Work required —
Pictures stay out of the copy; set down each line of the listing below exactly.

Available data —

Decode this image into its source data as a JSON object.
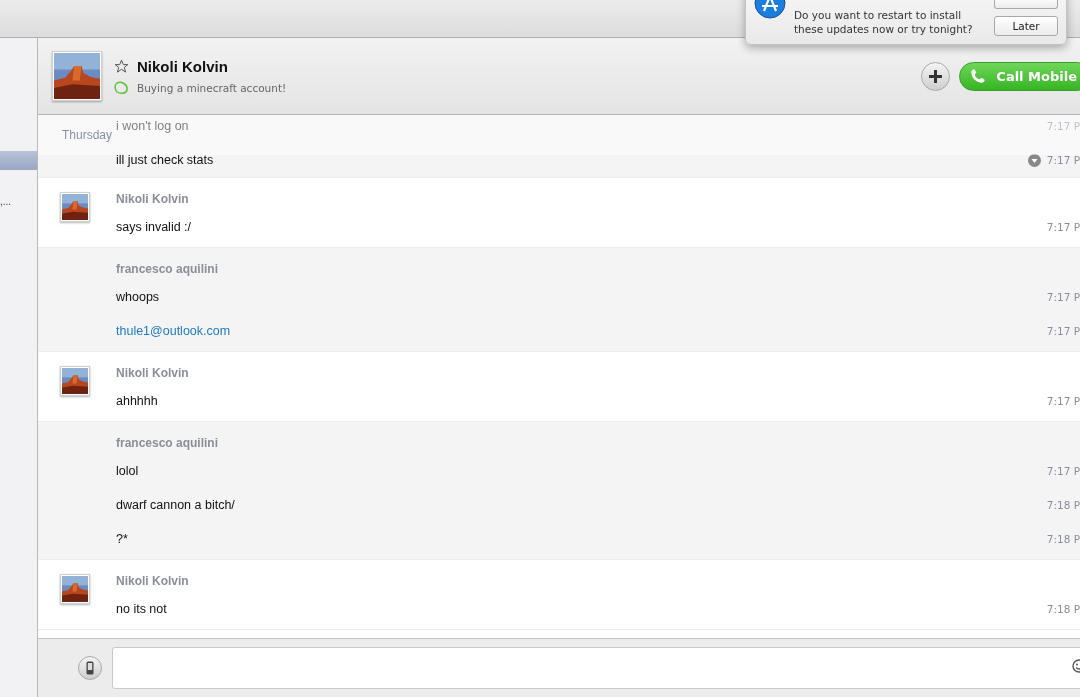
{
  "sidebar": {
    "items": [
      {
        "selected": true
      },
      {
        "label": ",...",
        "selected": false
      }
    ]
  },
  "notification": {
    "message": "Do you want to restart to install these updates now or try tonight?",
    "buttons": [
      "Later"
    ]
  },
  "contact": {
    "name": "Nikoli Kolvin",
    "mood": "Buying a minecraft account!",
    "favorite": false
  },
  "call_button": "Call Mobile",
  "date_header": "Thursday",
  "groups": [
    {
      "messages": [
        {
          "text": "i won't log on",
          "time": "7:17 P",
          "kind": "text",
          "hovered": false
        },
        {
          "text": "ill just check stats",
          "time": "7:17 P",
          "kind": "text",
          "hovered": true
        }
      ]
    },
    {
      "sender": "Nikoli Kolvin",
      "avatar": true,
      "messages": [
        {
          "text": "says invalid :/",
          "time": "7:17 P",
          "kind": "text",
          "hovered": false
        }
      ]
    },
    {
      "sender": "francesco aquilini",
      "avatar": false,
      "messages": [
        {
          "text": "whoops",
          "time": "7:17 P",
          "kind": "text",
          "hovered": false
        },
        {
          "text": "thule1@outlook.com",
          "time": "7:17 P",
          "kind": "link",
          "hovered": false
        }
      ]
    },
    {
      "sender": "Nikoli Kolvin",
      "avatar": true,
      "messages": [
        {
          "text": "ahhhhh",
          "time": "7:17 P",
          "kind": "text",
          "hovered": false
        }
      ]
    },
    {
      "sender": "francesco aquilini",
      "avatar": false,
      "messages": [
        {
          "text": "lolol",
          "time": "7:17 P",
          "kind": "text",
          "hovered": false
        },
        {
          "text": "dwarf cannon a bitch/",
          "time": "7:18 P",
          "kind": "text",
          "hovered": false
        },
        {
          "text": "?*",
          "time": "7:18 P",
          "kind": "text",
          "hovered": false
        }
      ]
    },
    {
      "sender": "Nikoli Kolvin",
      "avatar": true,
      "messages": [
        {
          "text": "no its not",
          "time": "7:18 P",
          "kind": "text",
          "hovered": false
        }
      ]
    }
  ]
}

Exercise solution —
Decode this image into its source data as a JSON object.
{
  "sidebar": {
    "items": [
      {
        "selected": true
      },
      {
        "label": ",...",
        "selected": false
      }
    ]
  },
  "notification": {
    "message": "Do you want to restart to install these updates now or try tonight?",
    "buttons": [
      "Later"
    ]
  },
  "contact": {
    "name": "Nikoli Kolvin",
    "mood": "Buying a minecraft account!",
    "favorite": false
  },
  "call_button": "Call Mobile",
  "date_header": "Thursday",
  "groups": [
    {
      "messages": [
        {
          "text": "i won't log on",
          "time": "7:17 P",
          "kind": "text",
          "hovered": false
        },
        {
          "text": "ill just check stats",
          "time": "7:17 P",
          "kind": "text",
          "hovered": true
        }
      ]
    },
    {
      "sender": "Nikoli Kolvin",
      "avatar": true,
      "messages": [
        {
          "text": "says invalid :/",
          "time": "7:17 P",
          "kind": "text",
          "hovered": false
        }
      ]
    },
    {
      "sender": "francesco aquilini",
      "avatar": false,
      "messages": [
        {
          "text": "whoops",
          "time": "7:17 P",
          "kind": "text",
          "hovered": false
        },
        {
          "text": "thule1@outlook.com",
          "time": "7:17 P",
          "kind": "link",
          "hovered": false
        }
      ]
    },
    {
      "sender": "Nikoli Kolvin",
      "avatar": true,
      "messages": [
        {
          "text": "ahhhhh",
          "time": "7:17 P",
          "kind": "text",
          "hovered": false
        }
      ]
    },
    {
      "sender": "francesco aquilini",
      "avatar": false,
      "messages": [
        {
          "text": "lolol",
          "time": "7:17 P",
          "kind": "text",
          "hovered": false
        },
        {
          "text": "dwarf cannon a bitch/",
          "time": "7:18 P",
          "kind": "text",
          "hovered": false
        },
        {
          "text": "?*",
          "time": "7:18 P",
          "kind": "text",
          "hovered": false
        }
      ]
    },
    {
      "sender": "Nikoli Kolvin",
      "avatar": true,
      "messages": [
        {
          "text": "no its not",
          "time": "7:18 P",
          "kind": "text",
          "hovered": false
        }
      ]
    }
  ]
}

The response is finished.